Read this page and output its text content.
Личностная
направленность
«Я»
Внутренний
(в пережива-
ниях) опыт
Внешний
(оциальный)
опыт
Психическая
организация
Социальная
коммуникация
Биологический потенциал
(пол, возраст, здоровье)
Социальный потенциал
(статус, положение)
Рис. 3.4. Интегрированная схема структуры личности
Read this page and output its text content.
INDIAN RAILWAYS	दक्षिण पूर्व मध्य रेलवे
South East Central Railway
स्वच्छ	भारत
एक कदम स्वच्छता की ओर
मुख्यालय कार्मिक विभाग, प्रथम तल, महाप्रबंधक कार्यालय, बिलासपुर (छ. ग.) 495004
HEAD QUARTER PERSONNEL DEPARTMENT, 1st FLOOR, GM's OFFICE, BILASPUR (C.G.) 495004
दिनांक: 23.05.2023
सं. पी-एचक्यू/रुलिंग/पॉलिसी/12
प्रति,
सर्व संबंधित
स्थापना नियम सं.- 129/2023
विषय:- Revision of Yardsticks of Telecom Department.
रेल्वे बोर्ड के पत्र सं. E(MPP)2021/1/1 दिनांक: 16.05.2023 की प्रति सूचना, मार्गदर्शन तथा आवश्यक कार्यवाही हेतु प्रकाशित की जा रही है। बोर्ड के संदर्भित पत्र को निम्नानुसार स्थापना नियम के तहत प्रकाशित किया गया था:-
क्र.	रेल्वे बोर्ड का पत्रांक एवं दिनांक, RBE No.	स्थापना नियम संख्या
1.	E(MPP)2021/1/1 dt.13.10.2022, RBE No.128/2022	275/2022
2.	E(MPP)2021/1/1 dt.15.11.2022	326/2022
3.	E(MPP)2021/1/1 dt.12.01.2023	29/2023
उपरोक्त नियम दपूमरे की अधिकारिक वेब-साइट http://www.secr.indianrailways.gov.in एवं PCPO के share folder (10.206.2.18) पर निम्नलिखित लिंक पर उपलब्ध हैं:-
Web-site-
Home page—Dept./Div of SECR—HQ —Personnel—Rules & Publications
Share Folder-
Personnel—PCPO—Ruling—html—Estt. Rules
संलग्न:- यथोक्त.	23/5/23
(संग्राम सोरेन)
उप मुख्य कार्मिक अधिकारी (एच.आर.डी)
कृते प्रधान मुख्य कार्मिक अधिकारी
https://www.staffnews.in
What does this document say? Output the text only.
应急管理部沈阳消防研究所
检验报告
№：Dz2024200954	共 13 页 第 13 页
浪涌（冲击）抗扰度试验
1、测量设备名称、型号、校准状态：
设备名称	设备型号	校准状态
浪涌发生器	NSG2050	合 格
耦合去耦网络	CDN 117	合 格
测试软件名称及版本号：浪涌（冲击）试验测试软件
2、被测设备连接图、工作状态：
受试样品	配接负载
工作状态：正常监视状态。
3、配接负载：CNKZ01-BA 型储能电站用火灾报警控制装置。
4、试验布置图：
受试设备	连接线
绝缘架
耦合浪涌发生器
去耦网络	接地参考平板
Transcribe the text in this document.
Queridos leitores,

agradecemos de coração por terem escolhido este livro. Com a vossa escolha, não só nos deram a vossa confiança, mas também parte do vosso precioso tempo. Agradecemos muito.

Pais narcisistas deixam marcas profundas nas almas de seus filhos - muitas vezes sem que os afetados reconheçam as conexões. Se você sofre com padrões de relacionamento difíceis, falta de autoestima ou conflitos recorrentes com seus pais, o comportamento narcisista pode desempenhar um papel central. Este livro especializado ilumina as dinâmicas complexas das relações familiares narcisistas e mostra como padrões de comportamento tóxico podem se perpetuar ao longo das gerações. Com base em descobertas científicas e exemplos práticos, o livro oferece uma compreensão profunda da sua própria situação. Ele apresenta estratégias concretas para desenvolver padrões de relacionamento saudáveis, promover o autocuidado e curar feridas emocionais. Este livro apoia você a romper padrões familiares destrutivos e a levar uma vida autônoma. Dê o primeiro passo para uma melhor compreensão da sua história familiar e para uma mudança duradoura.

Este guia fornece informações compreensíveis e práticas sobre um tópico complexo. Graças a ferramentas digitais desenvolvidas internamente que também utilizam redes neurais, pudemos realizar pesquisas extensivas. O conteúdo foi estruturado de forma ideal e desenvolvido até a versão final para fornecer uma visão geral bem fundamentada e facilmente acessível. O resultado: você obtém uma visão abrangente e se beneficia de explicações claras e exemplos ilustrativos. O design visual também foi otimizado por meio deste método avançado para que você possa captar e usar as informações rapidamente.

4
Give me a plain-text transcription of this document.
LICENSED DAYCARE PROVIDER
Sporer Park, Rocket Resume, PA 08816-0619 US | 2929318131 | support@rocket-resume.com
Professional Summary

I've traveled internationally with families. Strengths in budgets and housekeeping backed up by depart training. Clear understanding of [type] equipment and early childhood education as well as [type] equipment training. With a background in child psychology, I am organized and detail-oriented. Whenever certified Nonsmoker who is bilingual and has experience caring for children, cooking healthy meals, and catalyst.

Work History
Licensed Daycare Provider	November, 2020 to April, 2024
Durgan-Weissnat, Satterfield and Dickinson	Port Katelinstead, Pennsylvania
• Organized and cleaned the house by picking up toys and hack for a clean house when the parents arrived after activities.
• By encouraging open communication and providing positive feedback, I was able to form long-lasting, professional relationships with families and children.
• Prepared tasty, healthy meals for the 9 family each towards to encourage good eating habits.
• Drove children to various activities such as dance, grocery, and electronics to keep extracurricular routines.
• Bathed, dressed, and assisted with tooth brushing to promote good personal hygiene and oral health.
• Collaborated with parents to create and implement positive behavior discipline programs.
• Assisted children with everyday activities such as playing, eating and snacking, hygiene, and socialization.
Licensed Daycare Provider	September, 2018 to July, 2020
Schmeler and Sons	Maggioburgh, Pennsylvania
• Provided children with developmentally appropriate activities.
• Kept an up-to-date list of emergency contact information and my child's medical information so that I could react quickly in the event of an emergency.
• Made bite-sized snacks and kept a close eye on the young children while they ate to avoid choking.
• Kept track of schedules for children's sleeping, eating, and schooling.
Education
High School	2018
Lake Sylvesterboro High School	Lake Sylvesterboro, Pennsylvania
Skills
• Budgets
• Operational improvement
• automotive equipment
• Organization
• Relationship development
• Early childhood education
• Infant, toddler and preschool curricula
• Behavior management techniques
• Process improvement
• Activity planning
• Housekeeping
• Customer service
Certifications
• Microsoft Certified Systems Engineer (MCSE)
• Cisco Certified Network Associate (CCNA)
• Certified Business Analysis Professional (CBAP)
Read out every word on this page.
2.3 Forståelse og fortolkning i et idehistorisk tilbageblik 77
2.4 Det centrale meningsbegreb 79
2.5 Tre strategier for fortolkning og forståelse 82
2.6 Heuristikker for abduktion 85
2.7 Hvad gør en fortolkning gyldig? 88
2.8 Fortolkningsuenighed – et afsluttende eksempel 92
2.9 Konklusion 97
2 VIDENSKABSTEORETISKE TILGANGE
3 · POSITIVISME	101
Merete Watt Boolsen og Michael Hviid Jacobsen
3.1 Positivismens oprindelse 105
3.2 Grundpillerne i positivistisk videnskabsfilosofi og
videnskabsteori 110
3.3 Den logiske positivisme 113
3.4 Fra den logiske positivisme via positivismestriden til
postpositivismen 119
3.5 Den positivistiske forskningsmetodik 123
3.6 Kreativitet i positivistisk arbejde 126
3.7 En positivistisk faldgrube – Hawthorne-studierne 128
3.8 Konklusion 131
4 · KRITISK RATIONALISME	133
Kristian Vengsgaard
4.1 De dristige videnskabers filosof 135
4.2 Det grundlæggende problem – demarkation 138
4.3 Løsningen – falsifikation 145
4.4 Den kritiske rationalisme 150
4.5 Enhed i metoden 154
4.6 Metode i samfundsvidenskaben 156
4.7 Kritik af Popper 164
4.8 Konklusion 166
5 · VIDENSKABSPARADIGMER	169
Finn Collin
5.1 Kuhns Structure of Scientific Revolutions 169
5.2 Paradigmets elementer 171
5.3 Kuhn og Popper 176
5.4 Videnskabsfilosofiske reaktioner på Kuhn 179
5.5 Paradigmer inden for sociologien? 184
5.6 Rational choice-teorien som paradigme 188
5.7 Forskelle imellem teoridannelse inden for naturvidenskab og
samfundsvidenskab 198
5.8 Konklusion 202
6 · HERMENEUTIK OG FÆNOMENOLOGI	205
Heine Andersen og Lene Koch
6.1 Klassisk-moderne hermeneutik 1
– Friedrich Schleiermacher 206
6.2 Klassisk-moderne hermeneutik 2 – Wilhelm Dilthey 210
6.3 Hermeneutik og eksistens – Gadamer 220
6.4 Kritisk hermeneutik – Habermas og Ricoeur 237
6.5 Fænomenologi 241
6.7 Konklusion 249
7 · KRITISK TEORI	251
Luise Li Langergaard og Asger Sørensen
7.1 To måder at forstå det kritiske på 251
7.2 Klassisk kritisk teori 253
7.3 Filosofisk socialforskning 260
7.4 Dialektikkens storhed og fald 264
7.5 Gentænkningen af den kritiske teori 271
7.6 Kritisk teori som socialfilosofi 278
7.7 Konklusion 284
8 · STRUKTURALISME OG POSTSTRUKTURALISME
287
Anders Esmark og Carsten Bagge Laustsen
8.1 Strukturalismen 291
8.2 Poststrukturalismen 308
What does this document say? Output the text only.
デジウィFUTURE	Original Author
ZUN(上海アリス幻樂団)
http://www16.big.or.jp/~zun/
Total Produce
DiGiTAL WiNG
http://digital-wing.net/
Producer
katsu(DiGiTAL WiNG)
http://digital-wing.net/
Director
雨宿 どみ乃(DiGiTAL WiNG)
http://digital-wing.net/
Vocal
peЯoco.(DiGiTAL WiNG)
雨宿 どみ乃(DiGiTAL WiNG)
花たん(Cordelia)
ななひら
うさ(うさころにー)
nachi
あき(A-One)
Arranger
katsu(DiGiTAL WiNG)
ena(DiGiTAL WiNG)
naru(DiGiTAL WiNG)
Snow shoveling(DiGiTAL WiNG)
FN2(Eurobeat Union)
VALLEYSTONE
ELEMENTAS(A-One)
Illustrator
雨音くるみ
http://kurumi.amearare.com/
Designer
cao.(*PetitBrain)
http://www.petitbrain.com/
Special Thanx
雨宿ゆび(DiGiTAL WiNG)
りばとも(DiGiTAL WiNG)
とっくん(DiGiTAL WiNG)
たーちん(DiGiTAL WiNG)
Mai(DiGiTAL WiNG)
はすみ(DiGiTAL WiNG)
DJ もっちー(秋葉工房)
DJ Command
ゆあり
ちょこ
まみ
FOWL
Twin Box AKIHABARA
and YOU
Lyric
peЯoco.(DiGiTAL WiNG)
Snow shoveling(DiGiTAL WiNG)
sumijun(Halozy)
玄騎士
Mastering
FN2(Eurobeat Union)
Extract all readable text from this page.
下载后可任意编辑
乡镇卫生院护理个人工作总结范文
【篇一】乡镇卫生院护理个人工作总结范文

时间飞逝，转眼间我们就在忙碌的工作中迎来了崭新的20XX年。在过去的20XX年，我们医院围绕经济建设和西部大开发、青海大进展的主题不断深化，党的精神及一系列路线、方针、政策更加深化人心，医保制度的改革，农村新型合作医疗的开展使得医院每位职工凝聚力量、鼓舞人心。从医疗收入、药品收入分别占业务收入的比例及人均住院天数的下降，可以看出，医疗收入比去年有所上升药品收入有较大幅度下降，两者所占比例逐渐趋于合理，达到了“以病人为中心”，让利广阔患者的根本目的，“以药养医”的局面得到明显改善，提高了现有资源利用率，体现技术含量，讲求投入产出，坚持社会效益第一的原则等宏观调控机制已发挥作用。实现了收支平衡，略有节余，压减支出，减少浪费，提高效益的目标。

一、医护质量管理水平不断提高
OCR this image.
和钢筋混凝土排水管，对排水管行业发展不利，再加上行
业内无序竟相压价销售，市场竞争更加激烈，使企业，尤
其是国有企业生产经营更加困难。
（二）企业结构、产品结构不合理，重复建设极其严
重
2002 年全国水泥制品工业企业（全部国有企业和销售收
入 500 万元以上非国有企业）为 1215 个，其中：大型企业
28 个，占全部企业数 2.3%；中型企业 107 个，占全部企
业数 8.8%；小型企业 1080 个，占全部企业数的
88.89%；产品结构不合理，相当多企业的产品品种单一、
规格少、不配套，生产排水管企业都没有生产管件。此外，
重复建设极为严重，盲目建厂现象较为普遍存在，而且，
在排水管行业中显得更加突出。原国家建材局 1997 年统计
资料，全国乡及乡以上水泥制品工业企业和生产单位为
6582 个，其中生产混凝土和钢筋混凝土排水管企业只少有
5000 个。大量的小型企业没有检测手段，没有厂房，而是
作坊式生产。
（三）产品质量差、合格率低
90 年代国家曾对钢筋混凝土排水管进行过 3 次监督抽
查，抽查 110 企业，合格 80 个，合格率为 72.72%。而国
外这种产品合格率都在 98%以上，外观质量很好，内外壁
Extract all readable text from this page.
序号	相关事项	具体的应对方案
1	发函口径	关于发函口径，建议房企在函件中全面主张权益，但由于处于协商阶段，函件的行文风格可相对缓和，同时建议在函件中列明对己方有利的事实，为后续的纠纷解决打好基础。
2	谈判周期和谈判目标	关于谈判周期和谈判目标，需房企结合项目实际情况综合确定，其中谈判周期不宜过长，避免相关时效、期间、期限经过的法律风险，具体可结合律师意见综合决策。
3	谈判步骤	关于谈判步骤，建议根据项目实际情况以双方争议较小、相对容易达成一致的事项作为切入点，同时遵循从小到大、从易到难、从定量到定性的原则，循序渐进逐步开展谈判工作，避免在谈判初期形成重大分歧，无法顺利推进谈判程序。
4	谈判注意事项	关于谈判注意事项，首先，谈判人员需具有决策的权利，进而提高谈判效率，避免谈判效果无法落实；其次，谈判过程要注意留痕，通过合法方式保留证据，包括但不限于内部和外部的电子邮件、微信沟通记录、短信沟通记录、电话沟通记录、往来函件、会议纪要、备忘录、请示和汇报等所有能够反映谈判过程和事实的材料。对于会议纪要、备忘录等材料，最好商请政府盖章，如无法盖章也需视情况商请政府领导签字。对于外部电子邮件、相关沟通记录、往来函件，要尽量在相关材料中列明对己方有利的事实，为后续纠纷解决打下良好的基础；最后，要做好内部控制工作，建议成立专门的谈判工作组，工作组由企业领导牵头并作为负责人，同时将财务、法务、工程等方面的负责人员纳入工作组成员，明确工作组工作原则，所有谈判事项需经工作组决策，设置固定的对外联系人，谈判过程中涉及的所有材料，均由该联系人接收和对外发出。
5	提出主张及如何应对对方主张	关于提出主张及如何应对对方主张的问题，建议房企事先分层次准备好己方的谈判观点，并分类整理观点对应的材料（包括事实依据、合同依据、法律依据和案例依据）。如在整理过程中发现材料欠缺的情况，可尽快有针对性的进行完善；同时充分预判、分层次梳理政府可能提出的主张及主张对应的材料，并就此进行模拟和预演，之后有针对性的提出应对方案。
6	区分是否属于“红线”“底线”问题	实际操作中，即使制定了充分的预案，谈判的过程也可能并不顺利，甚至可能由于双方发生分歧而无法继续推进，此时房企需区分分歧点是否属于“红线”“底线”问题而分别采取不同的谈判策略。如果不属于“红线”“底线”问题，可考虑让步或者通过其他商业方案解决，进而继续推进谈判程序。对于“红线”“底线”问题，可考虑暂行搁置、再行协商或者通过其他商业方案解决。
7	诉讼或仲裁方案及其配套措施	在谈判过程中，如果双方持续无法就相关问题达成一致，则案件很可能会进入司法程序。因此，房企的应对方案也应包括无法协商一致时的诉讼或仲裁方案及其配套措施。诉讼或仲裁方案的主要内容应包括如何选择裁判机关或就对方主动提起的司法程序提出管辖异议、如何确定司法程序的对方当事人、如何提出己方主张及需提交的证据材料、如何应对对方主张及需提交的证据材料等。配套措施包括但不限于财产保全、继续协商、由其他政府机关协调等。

→ **Task details**: Isolate each line of the listing above that includes "Konklusion". Copy it.

→ **Reply**:
2.9 Konklusion 97
3.8 Konklusion 131
4.8 Konklusion 166
5.8 Konklusion 202
6.7 Konklusion 249
7.7 Konklusion 284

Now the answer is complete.